Element and coordinate records
-----

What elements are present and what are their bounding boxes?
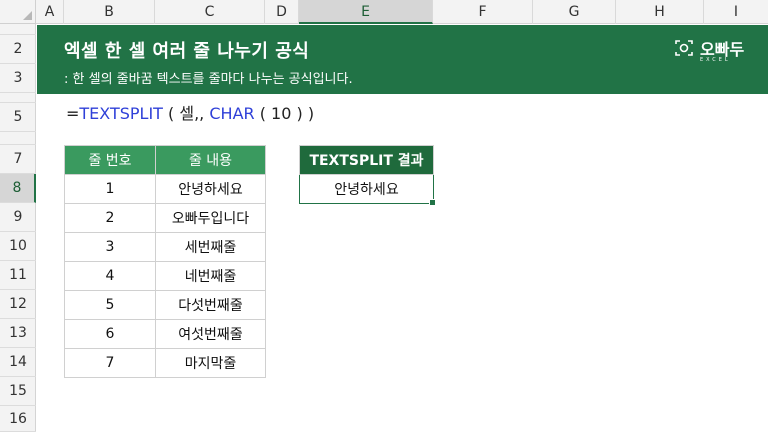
cell-line-number[interactable]: 6 <box>64 319 156 349</box>
header-line-content[interactable]: 줄 내용 <box>155 145 266 175</box>
result-header-row: TEXTSPLIT 결과 <box>299 145 434 175</box>
row-header-6[interactable]: 6 <box>0 132 36 145</box>
row-header-10[interactable]: 10 <box>0 232 36 261</box>
row-header-15[interactable]: 15 <box>0 377 36 406</box>
logo-subtext: EXCEL <box>700 57 731 63</box>
row-header-12[interactable]: 12 <box>0 290 36 319</box>
formula-text: =TEXTSPLIT ( 셀,, CHAR ( 10 ) ) <box>66 100 314 124</box>
row-header-5[interactable]: 5 <box>0 103 36 132</box>
row-header-3[interactable]: 3 <box>0 64 36 93</box>
cell-line-content[interactable]: 오빠두입니다 <box>155 203 266 233</box>
formula-function-char: CHAR <box>209 104 255 123</box>
formula-paren-open: ( <box>162 104 180 123</box>
row-header-4[interactable]: 4 <box>0 93 36 103</box>
column-header-d[interactable]: D <box>265 0 299 24</box>
header-line-number[interactable]: 줄 번호 <box>64 145 156 175</box>
cell-line-content[interactable]: 세번째줄 <box>155 232 266 262</box>
cell-line-number[interactable]: 2 <box>64 203 156 233</box>
column-header-g[interactable]: G <box>533 0 616 24</box>
row-header-11[interactable]: 11 <box>0 261 36 290</box>
cell-line-content[interactable]: 여섯번째줄 <box>155 319 266 349</box>
column-header-bar: A B C D E F G H I <box>0 0 768 24</box>
row-header-2[interactable]: 2 <box>0 35 36 64</box>
row-header-8[interactable]: 8 <box>0 174 36 203</box>
line-table: 줄 번호 줄 내용 1 안녕하세요 2 오빠두입니다 3 세번째줄 4 네번째줄… <box>64 145 266 378</box>
column-header-e[interactable]: E <box>299 0 433 24</box>
table-row: 7 마지막줄 <box>64 348 266 378</box>
table-row: 5 다섯번째줄 <box>64 290 266 320</box>
cell-line-content[interactable]: 다섯번째줄 <box>155 290 266 320</box>
row-header-13[interactable]: 13 <box>0 319 36 348</box>
select-all-corner[interactable] <box>0 0 36 24</box>
table-row: 1 안녕하세요 <box>64 174 266 204</box>
result-table: TEXTSPLIT 결과 안녕하세요 <box>299 145 437 207</box>
logo-camera-icon <box>675 40 693 56</box>
cell-line-number[interactable]: 1 <box>64 174 156 204</box>
result-cell-selected[interactable]: 안녕하세요 <box>299 174 437 207</box>
banner-subtitle: : 한 셀의 줄바꿈 텍스트를 줄마다 나누는 공식입니다. <box>64 72 353 87</box>
table-row: 2 오빠두입니다 <box>64 203 266 233</box>
formula-function-textsplit: TEXTSPLIT <box>79 104 163 123</box>
table-row: 4 네번째줄 <box>64 261 266 291</box>
cell-line-number[interactable]: 5 <box>64 290 156 320</box>
cell-line-content[interactable]: 마지막줄 <box>155 348 266 378</box>
formula-arg-10: 10 <box>271 104 292 123</box>
brand-logo: 오빠두 EXCEL <box>674 36 754 72</box>
cell-line-content[interactable]: 네번째줄 <box>155 261 266 291</box>
line-table-header-row: 줄 번호 줄 내용 <box>64 145 266 175</box>
formula-arg-cell: 셀,, <box>179 104 210 123</box>
cell-line-content[interactable]: 안녕하세요 <box>155 174 266 204</box>
row-header-14[interactable]: 14 <box>0 348 36 377</box>
row-header-9[interactable]: 9 <box>0 203 36 232</box>
title-banner: 엑셀 한 셀 여러 줄 나누기 공식 : 한 셀의 줄바꿈 텍스트를 줄마다 나… <box>37 25 768 94</box>
formula-paren-open-2: ( <box>254 104 272 123</box>
cell-line-number[interactable]: 4 <box>64 261 156 291</box>
cell-line-number[interactable]: 3 <box>64 232 156 262</box>
column-header-h[interactable]: H <box>616 0 704 24</box>
formula-equals: = <box>66 104 80 123</box>
column-header-f[interactable]: F <box>433 0 533 24</box>
row-header-1[interactable]: 1 <box>0 24 36 35</box>
column-header-b[interactable]: B <box>64 0 155 24</box>
row-header-bar: 1 2 3 4 5 6 7 8 9 10 11 12 13 14 15 16 <box>0 24 36 432</box>
row-header-7[interactable]: 7 <box>0 145 36 174</box>
result-header[interactable]: TEXTSPLIT 결과 <box>299 145 434 175</box>
banner-title: 엑셀 한 셀 여러 줄 나누기 공식 <box>64 41 310 62</box>
result-row: 안녕하세요 <box>299 174 437 207</box>
column-header-a[interactable]: A <box>36 0 64 24</box>
row-header-16[interactable]: 16 <box>0 406 36 432</box>
column-header-i[interactable]: I <box>704 0 768 24</box>
column-header-c[interactable]: C <box>155 0 265 24</box>
table-row: 3 세번째줄 <box>64 232 266 262</box>
table-row: 6 여섯번째줄 <box>64 319 266 349</box>
formula-paren-close: ) ) <box>291 104 315 123</box>
cell-line-number[interactable]: 7 <box>64 348 156 378</box>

-----

Written instruction. Set down the lines above verbatim, starting with the line that contains "cell-line-number[interactable]: 6 <box>64" and ending with the line that contains "column-header-bar: A B", both included.

Answer to the task.
cell-line-number[interactable]: 6 <box>64 319 156 349</box>
header-line-content[interactable]: 줄 내용 <box>155 145 266 175</box>
result-header-row: TEXTSPLIT 결과 <box>299 145 434 175</box>
row-header-6[interactable]: 6 <box>0 132 36 145</box>
row-header-10[interactable]: 10 <box>0 232 36 261</box>
row-header-15[interactable]: 15 <box>0 377 36 406</box>
logo-subtext: EXCEL <box>700 57 731 63</box>
row-header-12[interactable]: 12 <box>0 290 36 319</box>
formula-text: =TEXTSPLIT ( 셀,, CHAR ( 10 ) ) <box>66 100 314 124</box>
row-header-5[interactable]: 5 <box>0 103 36 132</box>
row-header-3[interactable]: 3 <box>0 64 36 93</box>
cell-line-content[interactable]: 오빠두입니다 <box>155 203 266 233</box>
formula-function-char: CHAR <box>209 104 255 123</box>
formula-paren-open: ( <box>162 104 180 123</box>
row-header-4[interactable]: 4 <box>0 93 36 103</box>
column-header-d[interactable]: D <box>265 0 299 24</box>
header-line-number[interactable]: 줄 번호 <box>64 145 156 175</box>
cell-line-content[interactable]: 세번째줄 <box>155 232 266 262</box>
cell-line-number[interactable]: 2 <box>64 203 156 233</box>
column-header-g[interactable]: G <box>533 0 616 24</box>
row-header-11[interactable]: 11 <box>0 261 36 290</box>
cell-line-content[interactable]: 여섯번째줄 <box>155 319 266 349</box>
column-header-bar: A B C D E F G H I <box>0 0 768 24</box>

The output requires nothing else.